§ Data for the task
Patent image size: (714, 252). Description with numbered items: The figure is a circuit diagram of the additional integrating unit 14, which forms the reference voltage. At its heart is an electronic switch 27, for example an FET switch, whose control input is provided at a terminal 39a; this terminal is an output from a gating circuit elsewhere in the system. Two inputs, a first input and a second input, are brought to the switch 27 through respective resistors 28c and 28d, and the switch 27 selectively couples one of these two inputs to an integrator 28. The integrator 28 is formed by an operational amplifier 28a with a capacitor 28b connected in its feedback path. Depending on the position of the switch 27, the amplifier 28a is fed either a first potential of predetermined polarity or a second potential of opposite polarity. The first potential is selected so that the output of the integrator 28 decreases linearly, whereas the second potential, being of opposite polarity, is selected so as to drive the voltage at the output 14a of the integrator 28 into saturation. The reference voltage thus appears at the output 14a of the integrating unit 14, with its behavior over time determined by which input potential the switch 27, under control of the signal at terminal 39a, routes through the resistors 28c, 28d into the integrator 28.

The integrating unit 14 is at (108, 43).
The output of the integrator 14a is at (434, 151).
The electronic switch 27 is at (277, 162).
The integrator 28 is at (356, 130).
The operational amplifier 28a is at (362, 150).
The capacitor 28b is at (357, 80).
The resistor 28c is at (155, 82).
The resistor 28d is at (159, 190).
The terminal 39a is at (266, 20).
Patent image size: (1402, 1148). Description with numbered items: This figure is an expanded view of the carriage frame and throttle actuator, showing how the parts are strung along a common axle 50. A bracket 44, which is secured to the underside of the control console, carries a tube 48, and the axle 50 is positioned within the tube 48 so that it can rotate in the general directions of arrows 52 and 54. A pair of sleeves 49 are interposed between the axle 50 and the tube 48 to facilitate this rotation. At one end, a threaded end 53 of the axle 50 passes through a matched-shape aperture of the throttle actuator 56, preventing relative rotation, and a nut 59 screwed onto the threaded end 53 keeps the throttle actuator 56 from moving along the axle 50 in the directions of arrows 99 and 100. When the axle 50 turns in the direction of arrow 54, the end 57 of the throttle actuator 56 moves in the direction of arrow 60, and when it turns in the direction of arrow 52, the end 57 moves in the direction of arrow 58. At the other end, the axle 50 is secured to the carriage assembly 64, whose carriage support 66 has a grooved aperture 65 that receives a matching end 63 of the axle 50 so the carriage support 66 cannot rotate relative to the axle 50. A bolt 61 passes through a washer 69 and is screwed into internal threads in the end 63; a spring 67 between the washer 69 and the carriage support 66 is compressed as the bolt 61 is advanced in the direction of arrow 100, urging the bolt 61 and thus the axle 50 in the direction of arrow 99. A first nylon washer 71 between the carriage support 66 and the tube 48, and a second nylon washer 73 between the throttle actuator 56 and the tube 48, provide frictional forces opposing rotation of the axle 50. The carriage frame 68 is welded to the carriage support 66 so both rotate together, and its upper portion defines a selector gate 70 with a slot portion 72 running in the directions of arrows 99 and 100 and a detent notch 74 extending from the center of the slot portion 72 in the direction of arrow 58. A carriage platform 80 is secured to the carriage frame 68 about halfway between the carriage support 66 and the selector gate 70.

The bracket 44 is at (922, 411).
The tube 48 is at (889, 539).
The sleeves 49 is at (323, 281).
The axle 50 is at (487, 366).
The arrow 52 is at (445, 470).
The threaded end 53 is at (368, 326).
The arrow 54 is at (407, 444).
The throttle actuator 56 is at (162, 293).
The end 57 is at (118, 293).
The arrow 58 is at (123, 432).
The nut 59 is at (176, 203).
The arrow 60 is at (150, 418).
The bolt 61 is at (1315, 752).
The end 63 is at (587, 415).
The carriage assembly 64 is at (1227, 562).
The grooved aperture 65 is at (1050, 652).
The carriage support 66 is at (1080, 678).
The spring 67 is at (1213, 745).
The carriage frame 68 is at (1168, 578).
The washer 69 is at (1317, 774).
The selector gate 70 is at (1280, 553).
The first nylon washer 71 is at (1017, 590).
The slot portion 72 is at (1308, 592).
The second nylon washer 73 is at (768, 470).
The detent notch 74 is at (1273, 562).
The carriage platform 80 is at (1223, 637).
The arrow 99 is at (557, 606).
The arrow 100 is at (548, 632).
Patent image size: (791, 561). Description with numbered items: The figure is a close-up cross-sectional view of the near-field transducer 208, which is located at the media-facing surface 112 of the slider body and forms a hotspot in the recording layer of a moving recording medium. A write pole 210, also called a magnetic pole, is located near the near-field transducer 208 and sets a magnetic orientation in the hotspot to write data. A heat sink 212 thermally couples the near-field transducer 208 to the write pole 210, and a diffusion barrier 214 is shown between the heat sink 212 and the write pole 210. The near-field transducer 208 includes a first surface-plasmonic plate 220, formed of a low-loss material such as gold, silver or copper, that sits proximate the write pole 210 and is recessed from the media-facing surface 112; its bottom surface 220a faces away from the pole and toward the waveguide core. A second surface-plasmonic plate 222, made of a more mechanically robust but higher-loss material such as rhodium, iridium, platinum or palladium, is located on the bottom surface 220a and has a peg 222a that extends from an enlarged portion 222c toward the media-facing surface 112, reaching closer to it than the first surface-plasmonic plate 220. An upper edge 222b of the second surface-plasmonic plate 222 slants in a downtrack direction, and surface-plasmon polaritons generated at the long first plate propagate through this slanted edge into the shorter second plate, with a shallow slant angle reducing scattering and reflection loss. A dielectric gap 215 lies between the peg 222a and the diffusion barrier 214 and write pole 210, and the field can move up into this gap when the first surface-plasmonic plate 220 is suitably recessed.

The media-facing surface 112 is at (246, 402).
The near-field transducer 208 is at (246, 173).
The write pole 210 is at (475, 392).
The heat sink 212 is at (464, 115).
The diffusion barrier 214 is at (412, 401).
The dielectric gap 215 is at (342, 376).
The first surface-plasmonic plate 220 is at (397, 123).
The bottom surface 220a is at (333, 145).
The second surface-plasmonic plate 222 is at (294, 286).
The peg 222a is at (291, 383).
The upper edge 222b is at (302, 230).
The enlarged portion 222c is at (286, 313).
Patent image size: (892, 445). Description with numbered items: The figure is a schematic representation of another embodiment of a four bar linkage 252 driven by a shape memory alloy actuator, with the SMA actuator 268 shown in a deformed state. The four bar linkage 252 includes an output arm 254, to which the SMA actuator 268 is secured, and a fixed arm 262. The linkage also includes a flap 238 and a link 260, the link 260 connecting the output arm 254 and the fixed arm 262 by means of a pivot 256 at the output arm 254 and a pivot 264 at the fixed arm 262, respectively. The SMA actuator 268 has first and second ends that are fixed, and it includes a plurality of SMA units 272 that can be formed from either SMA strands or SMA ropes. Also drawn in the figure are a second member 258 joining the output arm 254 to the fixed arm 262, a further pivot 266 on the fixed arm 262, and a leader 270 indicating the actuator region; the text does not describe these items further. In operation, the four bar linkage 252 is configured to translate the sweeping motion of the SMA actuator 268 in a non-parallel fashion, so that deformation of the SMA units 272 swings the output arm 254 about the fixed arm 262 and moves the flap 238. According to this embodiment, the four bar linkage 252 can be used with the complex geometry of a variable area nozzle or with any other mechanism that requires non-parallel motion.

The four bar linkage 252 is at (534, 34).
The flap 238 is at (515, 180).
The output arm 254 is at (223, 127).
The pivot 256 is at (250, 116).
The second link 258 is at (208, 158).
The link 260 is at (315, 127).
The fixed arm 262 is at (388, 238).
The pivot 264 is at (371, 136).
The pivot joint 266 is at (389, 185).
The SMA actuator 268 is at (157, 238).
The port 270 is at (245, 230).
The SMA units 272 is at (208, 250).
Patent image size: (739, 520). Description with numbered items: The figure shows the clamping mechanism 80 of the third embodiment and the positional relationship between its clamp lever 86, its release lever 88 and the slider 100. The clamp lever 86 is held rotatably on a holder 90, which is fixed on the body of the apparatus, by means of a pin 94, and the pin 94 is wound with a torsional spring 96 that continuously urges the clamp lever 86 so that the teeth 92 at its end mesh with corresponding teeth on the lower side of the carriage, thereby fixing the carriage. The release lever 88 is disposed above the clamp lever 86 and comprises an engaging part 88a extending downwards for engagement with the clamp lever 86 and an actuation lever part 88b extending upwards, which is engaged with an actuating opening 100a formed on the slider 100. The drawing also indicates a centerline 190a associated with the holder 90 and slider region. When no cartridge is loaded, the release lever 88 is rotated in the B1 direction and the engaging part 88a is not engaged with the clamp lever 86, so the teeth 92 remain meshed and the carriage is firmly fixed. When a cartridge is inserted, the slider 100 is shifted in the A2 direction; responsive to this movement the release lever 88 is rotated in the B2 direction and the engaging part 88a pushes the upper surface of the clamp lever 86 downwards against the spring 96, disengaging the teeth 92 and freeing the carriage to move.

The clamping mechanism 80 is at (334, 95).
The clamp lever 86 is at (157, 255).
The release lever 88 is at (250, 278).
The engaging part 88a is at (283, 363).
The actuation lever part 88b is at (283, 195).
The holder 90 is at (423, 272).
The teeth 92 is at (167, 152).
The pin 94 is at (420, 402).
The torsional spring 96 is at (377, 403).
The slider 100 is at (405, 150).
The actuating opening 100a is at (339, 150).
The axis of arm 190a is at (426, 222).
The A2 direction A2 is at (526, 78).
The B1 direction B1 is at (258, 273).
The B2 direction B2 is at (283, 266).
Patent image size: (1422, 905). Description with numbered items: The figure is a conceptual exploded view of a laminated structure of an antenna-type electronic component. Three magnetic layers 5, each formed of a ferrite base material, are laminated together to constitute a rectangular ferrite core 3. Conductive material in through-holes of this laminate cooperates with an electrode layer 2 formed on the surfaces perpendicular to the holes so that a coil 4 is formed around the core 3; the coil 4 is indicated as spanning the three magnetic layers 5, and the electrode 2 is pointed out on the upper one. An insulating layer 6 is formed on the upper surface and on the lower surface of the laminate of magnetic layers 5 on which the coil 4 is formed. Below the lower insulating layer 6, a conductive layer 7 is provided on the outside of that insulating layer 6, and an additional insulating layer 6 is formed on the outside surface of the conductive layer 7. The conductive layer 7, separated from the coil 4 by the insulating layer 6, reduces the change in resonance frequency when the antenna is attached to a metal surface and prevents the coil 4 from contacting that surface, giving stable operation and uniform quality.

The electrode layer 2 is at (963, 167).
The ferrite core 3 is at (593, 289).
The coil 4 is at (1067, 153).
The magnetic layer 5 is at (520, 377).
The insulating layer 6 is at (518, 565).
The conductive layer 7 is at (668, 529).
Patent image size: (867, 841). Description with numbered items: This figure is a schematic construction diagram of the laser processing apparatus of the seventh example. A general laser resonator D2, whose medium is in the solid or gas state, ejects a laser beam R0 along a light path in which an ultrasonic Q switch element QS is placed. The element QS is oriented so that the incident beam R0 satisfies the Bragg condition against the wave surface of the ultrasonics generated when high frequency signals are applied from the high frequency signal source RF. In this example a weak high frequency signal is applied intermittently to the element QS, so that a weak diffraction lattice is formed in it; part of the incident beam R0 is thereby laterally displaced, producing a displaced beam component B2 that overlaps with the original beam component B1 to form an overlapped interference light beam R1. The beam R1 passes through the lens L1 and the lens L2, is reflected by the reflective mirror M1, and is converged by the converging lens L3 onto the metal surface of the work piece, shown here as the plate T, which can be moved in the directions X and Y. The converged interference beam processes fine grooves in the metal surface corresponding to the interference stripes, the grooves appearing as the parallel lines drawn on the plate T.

§ Exercise requirements
Put the lines of the records from the line with "Patent image size: (1422, 905)." to the line with "The electrode layer 2 is at (963, 167)." into a numbered list, leaving out any blank lines.

§ Written answer
1. Patent image size: (1422, 905). Description with numbered items: The figure is a conceptual exploded view of a laminated structure of an antenna-type electronic component. Three magnetic layers 5, each formed of a ferrite base material, are laminated together to constitute a rectangular ferrite core 3. Conductive material in through-holes of this laminate cooperates with an electrode layer 2 formed on the surfaces perpendicular to the holes so that a coil 4 is formed around the core 3; the coil 4 is indicated as spanning the three magnetic layers 5, and the electrode 2 is pointed out on the upper one. An insulating layer 6 is formed on the upper surface and on the lower surface of the laminate of magnetic layers 5 on which the coil 4 is formed. Below the lower insulating layer 6, a conductive layer 7 is provided on the outside of that insulating layer 6, and an additional insulating layer 6 is formed on the outside surface of the conductive layer 7. The conductive layer 7, separated from the coil 4 by the insulating layer 6, reduces the change in resonance frequency when the antenna is attached to a metal surface and prevents the coil 4 from contacting that surface, giving stable operation and uniform quality.
2. The electrode layer 2 is at (963, 167).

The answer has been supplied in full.